Among the entries below, find the lines with "this" and copy them.

__SUPPLIED RECORDS__.
·····
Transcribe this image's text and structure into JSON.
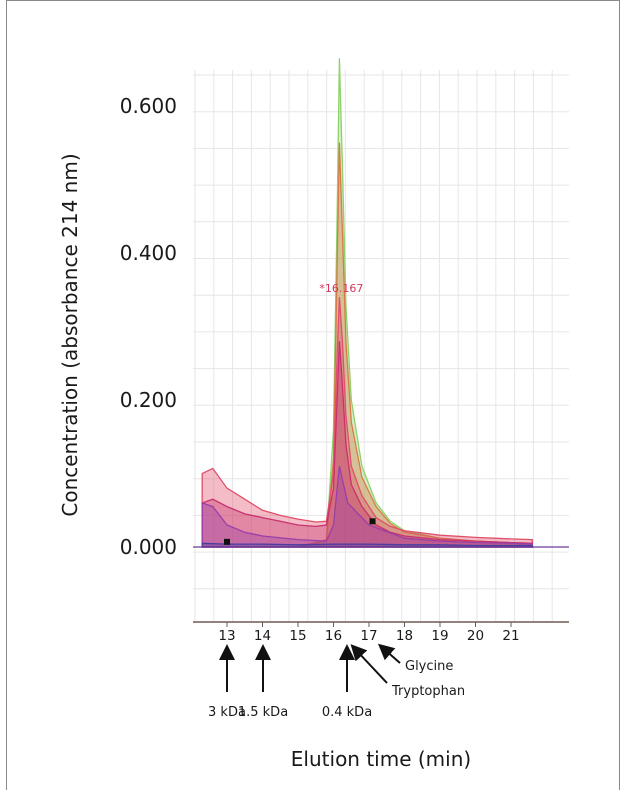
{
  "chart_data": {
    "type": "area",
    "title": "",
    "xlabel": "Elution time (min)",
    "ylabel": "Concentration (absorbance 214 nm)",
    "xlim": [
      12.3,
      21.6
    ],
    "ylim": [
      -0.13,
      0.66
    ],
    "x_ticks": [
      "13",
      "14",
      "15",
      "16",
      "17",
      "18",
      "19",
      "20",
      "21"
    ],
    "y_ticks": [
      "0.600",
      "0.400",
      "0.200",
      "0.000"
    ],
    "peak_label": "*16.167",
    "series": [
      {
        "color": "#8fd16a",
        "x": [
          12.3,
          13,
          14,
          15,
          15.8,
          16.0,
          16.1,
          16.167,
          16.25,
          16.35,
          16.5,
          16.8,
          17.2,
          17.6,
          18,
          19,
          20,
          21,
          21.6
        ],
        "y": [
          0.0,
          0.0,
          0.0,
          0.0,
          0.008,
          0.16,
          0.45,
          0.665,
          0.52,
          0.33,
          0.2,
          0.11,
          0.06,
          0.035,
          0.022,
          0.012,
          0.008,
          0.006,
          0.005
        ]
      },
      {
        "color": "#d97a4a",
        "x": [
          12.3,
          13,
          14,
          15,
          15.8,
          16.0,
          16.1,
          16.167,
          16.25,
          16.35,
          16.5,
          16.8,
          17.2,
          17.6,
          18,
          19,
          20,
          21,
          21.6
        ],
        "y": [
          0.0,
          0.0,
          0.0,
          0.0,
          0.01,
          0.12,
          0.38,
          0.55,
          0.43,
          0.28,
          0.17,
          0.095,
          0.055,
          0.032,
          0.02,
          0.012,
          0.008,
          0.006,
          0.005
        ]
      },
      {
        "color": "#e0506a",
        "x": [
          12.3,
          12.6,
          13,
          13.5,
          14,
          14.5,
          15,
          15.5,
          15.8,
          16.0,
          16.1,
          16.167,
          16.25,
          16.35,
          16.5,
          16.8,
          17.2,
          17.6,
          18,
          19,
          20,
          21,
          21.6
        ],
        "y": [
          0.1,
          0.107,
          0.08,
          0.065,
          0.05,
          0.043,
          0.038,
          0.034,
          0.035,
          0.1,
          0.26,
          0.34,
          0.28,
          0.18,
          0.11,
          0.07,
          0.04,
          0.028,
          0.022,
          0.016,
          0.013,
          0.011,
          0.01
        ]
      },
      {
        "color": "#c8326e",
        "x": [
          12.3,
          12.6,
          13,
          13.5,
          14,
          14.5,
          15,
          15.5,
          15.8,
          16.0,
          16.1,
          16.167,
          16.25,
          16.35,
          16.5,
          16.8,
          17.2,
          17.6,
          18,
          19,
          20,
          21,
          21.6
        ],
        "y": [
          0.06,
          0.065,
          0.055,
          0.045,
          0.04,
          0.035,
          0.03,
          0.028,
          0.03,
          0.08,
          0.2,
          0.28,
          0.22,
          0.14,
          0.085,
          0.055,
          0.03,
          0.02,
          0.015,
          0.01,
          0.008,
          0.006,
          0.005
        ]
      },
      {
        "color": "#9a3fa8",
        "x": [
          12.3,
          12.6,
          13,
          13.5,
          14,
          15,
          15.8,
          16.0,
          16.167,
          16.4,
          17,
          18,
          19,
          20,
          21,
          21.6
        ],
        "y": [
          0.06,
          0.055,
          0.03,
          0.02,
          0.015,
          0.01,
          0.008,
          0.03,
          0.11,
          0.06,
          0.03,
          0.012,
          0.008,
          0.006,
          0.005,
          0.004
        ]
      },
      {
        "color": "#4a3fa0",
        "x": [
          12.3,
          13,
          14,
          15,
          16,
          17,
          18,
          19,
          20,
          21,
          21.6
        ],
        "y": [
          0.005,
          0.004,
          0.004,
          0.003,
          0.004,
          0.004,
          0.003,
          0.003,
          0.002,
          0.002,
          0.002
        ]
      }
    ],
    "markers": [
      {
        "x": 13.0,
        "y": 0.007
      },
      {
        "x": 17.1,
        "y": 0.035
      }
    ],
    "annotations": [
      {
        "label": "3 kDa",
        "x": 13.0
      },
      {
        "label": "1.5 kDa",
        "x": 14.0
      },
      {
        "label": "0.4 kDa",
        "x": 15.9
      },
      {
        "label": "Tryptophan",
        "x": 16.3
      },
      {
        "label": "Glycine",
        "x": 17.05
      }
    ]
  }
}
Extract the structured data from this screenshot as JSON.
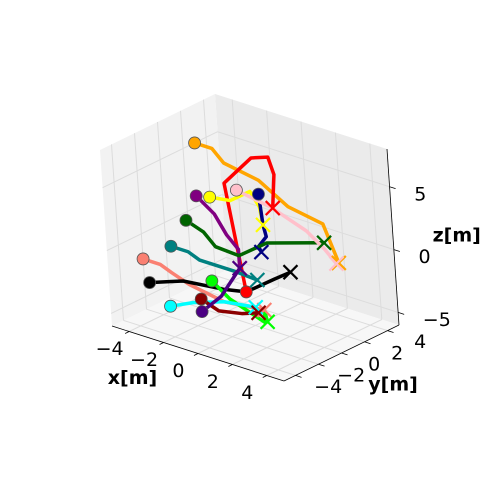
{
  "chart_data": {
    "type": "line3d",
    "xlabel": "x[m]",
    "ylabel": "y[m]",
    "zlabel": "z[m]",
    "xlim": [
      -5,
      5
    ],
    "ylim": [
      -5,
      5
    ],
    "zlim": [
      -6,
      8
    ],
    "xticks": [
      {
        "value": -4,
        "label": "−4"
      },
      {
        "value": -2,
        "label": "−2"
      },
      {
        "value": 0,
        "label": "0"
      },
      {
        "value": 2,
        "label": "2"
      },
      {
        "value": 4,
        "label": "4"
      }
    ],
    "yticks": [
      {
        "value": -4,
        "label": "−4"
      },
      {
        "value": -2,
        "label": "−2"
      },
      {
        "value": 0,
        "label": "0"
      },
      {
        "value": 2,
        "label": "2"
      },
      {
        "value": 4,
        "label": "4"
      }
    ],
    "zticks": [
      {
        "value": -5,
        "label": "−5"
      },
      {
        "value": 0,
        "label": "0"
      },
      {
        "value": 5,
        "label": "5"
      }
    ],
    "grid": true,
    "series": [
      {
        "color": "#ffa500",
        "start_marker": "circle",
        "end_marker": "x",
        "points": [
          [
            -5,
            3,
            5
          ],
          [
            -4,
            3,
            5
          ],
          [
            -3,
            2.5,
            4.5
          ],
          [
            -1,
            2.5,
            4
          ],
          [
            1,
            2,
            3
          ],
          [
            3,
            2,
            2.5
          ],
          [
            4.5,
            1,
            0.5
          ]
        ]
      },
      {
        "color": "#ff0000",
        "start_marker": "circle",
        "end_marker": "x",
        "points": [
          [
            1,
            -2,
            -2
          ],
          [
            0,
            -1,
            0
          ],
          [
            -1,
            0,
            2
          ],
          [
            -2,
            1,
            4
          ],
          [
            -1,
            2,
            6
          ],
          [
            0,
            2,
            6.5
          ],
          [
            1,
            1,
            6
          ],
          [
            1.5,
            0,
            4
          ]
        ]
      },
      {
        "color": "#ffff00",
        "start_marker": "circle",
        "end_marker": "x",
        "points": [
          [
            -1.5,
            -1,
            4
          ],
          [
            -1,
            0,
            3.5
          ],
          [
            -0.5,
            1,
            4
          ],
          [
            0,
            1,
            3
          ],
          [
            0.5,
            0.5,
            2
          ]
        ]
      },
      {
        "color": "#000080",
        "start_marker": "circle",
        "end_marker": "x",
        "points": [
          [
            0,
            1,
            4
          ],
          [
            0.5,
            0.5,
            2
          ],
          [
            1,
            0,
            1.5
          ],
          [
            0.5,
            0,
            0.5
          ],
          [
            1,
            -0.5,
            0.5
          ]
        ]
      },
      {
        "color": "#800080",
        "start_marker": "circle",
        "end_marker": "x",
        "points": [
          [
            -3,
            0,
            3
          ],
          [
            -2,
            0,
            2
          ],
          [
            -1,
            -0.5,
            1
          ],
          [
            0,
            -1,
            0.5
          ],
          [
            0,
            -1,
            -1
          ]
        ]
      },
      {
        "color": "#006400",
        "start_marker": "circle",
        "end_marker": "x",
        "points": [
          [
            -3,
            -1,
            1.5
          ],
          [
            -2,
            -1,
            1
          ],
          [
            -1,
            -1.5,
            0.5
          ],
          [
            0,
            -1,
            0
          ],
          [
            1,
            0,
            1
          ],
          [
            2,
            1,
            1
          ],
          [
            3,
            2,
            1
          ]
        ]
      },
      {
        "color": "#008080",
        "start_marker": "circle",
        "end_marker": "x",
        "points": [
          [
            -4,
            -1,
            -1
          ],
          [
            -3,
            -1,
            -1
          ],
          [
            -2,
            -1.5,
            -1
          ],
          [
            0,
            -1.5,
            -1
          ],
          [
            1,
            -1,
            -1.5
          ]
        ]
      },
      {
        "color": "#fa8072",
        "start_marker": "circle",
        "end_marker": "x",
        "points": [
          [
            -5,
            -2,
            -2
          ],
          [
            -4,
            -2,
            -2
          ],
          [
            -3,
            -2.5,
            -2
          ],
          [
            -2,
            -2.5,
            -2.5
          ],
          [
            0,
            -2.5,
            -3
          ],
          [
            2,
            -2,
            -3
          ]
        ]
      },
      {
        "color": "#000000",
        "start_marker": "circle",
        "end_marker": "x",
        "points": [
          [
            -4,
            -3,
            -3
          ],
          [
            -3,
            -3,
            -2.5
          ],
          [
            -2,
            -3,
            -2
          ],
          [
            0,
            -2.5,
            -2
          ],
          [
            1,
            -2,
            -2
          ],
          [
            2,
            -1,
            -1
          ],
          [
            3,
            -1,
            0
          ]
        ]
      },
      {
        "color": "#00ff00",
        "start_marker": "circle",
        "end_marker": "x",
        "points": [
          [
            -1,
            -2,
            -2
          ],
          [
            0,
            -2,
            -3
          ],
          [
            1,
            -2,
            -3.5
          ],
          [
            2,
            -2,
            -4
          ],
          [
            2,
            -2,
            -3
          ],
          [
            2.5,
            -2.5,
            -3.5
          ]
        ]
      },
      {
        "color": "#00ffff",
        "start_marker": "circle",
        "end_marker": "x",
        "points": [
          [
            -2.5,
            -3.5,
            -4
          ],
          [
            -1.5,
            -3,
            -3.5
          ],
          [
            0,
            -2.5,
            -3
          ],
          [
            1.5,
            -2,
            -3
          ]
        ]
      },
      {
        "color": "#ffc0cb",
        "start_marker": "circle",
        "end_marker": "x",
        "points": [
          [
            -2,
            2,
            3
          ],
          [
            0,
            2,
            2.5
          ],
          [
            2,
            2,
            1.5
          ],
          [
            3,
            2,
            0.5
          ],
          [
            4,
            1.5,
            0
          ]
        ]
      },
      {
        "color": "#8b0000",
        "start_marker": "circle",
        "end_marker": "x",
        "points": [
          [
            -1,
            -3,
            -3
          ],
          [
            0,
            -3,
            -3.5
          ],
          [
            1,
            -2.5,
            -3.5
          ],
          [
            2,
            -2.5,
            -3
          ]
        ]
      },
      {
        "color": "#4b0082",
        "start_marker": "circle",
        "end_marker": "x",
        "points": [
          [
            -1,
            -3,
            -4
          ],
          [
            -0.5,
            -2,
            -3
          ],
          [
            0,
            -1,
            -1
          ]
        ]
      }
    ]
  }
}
·····
__FULL RESPONSE__.
Transcribe this image's text and structure into JSON.
Extract the structured data from this screenshot as JSON.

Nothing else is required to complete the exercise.